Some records
>>>>
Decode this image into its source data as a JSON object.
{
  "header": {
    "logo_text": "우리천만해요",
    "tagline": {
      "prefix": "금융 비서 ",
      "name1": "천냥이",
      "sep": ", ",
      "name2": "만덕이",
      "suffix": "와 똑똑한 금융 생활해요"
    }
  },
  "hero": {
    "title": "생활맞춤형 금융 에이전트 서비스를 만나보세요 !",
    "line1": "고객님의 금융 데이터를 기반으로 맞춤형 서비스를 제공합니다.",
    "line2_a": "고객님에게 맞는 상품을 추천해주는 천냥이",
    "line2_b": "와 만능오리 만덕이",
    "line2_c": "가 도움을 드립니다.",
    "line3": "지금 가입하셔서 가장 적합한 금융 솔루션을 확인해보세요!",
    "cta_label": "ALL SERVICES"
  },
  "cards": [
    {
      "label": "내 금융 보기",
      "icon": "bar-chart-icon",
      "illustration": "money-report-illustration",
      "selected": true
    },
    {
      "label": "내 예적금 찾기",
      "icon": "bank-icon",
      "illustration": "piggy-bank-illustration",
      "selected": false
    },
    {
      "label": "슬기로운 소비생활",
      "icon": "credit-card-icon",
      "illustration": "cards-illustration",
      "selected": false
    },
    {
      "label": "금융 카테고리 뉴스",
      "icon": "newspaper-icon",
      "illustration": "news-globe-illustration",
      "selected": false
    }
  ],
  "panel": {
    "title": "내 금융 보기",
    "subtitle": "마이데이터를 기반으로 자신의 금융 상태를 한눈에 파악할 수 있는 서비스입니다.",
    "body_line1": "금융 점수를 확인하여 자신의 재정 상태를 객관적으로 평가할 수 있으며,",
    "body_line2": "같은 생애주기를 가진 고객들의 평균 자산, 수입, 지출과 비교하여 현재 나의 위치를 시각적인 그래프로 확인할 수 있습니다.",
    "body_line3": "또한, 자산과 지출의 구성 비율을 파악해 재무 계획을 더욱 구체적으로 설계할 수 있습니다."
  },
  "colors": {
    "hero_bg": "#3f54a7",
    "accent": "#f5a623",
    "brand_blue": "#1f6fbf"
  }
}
<<<<
Count every line of the records that holds the string "icon". Write only the total.

4